Examine the material below. Gather every line in which the string "categories" appears.

--- start Supplied data ---

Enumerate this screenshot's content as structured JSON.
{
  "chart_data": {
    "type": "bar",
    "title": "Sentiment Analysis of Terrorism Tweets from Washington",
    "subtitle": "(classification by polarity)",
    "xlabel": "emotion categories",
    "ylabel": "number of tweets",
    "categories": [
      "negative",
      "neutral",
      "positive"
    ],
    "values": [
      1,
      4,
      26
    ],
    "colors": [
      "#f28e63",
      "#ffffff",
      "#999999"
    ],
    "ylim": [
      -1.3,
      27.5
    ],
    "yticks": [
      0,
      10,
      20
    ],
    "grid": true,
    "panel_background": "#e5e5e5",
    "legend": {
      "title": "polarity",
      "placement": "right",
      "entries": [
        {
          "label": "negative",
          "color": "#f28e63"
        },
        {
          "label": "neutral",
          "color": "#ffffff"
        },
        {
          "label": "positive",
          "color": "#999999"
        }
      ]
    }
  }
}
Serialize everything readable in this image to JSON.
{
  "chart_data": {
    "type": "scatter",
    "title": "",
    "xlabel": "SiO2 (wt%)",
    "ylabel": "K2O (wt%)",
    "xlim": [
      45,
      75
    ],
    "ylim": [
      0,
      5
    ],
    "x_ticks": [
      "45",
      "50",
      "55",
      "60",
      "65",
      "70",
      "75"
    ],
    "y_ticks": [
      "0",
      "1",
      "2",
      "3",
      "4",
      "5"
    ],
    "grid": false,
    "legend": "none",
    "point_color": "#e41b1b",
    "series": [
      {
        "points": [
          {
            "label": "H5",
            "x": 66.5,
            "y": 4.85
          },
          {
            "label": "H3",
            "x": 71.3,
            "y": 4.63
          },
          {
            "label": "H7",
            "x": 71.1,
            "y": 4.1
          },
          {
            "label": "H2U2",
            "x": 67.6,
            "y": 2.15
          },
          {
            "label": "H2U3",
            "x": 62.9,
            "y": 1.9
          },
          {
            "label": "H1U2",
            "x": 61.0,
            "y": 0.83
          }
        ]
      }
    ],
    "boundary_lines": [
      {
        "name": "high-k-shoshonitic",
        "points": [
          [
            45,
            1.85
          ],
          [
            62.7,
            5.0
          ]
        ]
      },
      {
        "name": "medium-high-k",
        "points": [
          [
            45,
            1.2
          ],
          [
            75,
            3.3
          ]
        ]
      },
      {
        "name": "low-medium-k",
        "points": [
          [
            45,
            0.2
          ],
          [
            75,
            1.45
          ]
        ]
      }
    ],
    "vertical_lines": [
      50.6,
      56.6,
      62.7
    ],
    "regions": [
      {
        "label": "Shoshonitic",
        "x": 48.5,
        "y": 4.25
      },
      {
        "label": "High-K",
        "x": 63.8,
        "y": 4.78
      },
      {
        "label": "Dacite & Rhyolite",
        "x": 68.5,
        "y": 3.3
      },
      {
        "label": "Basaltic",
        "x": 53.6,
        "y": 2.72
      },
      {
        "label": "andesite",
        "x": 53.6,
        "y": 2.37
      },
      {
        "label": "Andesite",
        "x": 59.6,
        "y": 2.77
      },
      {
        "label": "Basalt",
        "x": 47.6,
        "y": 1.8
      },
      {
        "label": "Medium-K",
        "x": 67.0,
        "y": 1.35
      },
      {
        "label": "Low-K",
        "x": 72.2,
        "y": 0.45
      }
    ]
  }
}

--- end Supplied data ---

> [Solution for this exercise]
    "xlabel": "emotion categories",
    "categories": [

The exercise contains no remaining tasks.